--- BEGIN TASK INPUTS ---

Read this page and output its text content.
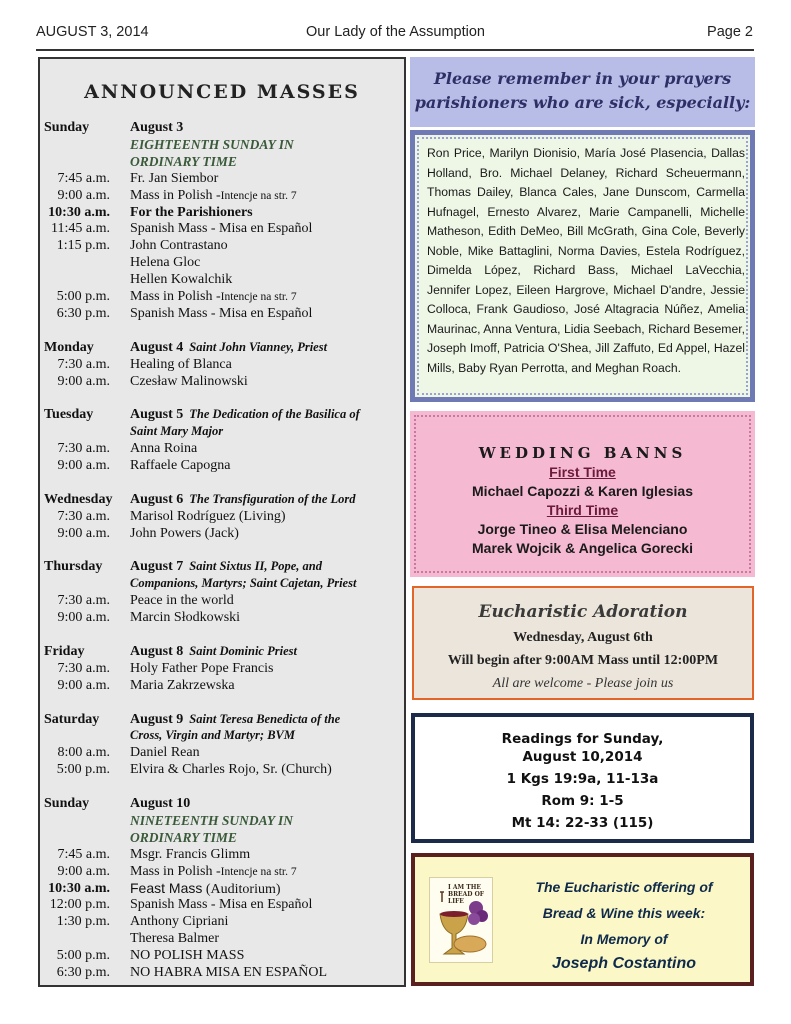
AUGUST 3, 2014	Our Lady of the Assumption	Page 2
ANNOUNCED MASSES
Sunday	August 3
EIGHTEENTH SUNDAY IN
ORDINARY TIME
7:45 a.m. Fr. Jan Siembor
9:00 a.m. Mass in Polish -Intencje na str. 7
10:30 a.m. For the Parishioners
11:45 a.m. Spanish Mass - Misa en Español
1:15 p.m. John Contrastano
Helena Gloc
Hellen Kowalchik
5:00 p.m. Mass in Polish -Intencje na str. 7
6:30 p.m. Spanish Mass - Misa en Español
Monday	August 4 Saint John Vianney, Priest
7:30 a.m. Healing of Blanca
9:00 a.m. Czesław Malinowski
Tuesday	August 5 The Dedication of the Basilica of
Saint Mary Major
7:30 a.m. Anna Roina
9:00 a.m. Raffaele Capogna
Wednesday	August 6 The Transfiguration of the Lord
7:30 a.m. Marisol Rodríguez (Living)
9:00 a.m. John Powers (Jack)
Thursday	August 7 Saint Sixtus II, Pope, and
Companions, Martyrs; Saint Cajetan, Priest
7:30 a.m. Peace in the world
9:00 a.m. Marcin Słodkowski
Friday	August 8 Saint Dominic Priest
7:30 a.m. Holy Father Pope Francis
9:00 a.m. Maria Zakrzewska
Saturday	August 9 Saint Teresa Benedicta of the
Cross, Virgin and Martyr; BVM
8:00 a.m. Daniel Rean
5:00 p.m. Elvira & Charles Rojo, Sr. (Church)
Sunday	August 10
NINETEENTH SUNDAY IN
ORDINARY TIME
7:45 a.m. Msgr. Francis Glimm
9:00 a.m. Mass in Polish -Intencje na str. 7
10:30 a.m. Feast Mass (Auditorium)
12:00 p.m. Spanish Mass - Misa en Español
1:30 p.m. Anthony Cipriani
Theresa Balmer
5:00 p.m. NO POLISH MASS
6:30 p.m. NO HABRA MISA EN ESPAÑOL
Please remember in your prayers
parishioners who are sick, especially:
Ron Price, Marilyn Dionisio, María José Plasencia, Dallas Holland, Bro. Michael Delaney, Richard Scheuermann, Thomas Dailey, Blanca Cales, Jane Dunscom, Carmella Hufnagel, Ernesto Alvarez, Marie Campanelli, Michelle Matheson, Edith DeMeo, Bill McGrath, Gina Cole, Beverly Noble, Mike Battaglini, Norma Davies, Estela Rodríguez, Dimelda López, Richard Bass, Michael LaVecchia, Jennifer Lopez, Eileen Hargrove, Michael D'andre, Jessie Colloca, Frank Gaudioso, José Altagracia Núñez, Amelia Maurinac, Anna Ventura, Lidia Seebach, Richard Besemer, Joseph Imoff, Patricia O'Shea, Jill Zaffuto, Ed Appel, Hazel Mills, Baby Ryan Perrotta, and Meghan Roach.
WEDDING BANNS
First Time
Michael Capozzi & Karen Iglesias
Third Time
Jorge Tineo & Elisa Melenciano
Marek Wojcik & Angelica Gorecki
Eucharistic Adoration
Wednesday, August 6th
Will begin after 9:00AM Mass until 12:00PM
All are welcome - Please join us
Readings for Sunday,
August 10,2014
1 Kgs 19:9a, 11-13a
Rom 9: 1-5
Mt 14: 22-33 (115)
I AM THE BREAD OF LIFE
The Eucharistic offering of
Bread & Wine this week:
In Memory of
Joseph Costantino
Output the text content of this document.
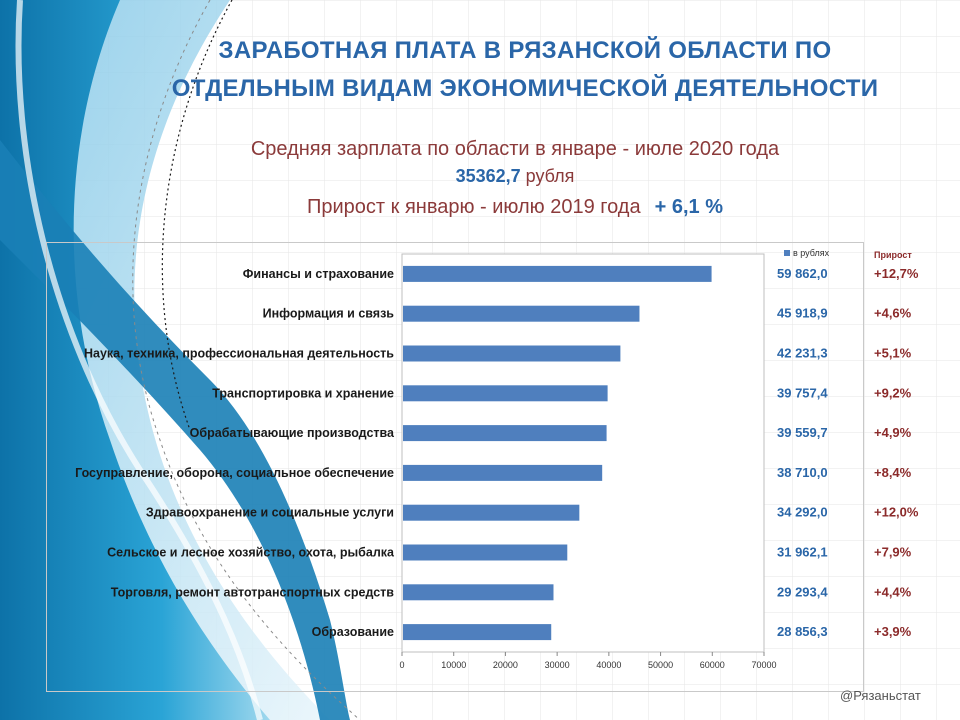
ЗАРАБОТНАЯ ПЛАТА В РЯЗАНСКОЙ ОБЛАСТИ ПО ОТДЕЛЬНЫМ ВИДАМ ЭКОНОМИЧЕСКОЙ ДЕЯТЕЛЬНОСТИ
Средняя зарплата по области в январе - июле 2020 года
35362,7 рубля
Прирост к январю - июлю 2019 года + 6,1 %
в рублях	Прирост
0	10000	20000	30000	40000	50000	60000	70000
Финансы и страхование	59 862,0	+12,7%
Информация и связь	45 918,9	+4,6%
Наука, техника, профессиональная деятельность	42 231,3	+5,1%
Транспортировка и хранение	39 757,4	+9,2%
Обрабатывающие производства	39 559,7	+4,9%
Госуправление, оборона, социальное обеспечение	38 710,0	+8,4%
Здравоохранение и социальные услуги	34 292,0	+12,0%
Сельское и лесное хозяйство, охота, рыбалка	31 962,1	+7,9%
Торговля, ремонт автотранспортных средств	29 293,4	+4,4%
Образование	28 856,3	+3,9%
@Рязаньстат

--- END TASK INPUTS ---

### YOUR INSTRUCTIONS
With pictures left out, extract the lines from the one containing "Output the text content of this document." to the end of the material above, both included, exactly as written.

### FINISHED TASK
Output the text content of this document.
ЗАРАБОТНАЯ ПЛАТА В РЯЗАНСКОЙ ОБЛАСТИ ПО ОТДЕЛЬНЫМ ВИДАМ ЭКОНОМИЧЕСКОЙ ДЕЯТЕЛЬНОСТИ
Средняя зарплата по области в январе - июле 2020 года
35362,7 рубля
Прирост к январю - июлю 2019 года + 6,1 %
в рублях	Прирост
0	10000	20000	30000	40000	50000	60000	70000
Финансы и страхование	59 862,0	+12,7%
Информация и связь	45 918,9	+4,6%
Наука, техника, профессиональная деятельность	42 231,3	+5,1%
Транспортировка и хранение	39 757,4	+9,2%
Обрабатывающие производства	39 559,7	+4,9%
Госуправление, оборона, социальное обеспечение	38 710,0	+8,4%
Здравоохранение и социальные услуги	34 292,0	+12,0%
Сельское и лесное хозяйство, охота, рыбалка	31 962,1	+7,9%
Торговля, ремонт автотранспортных средств	29 293,4	+4,4%
Образование	28 856,3	+3,9%
@Рязаньстат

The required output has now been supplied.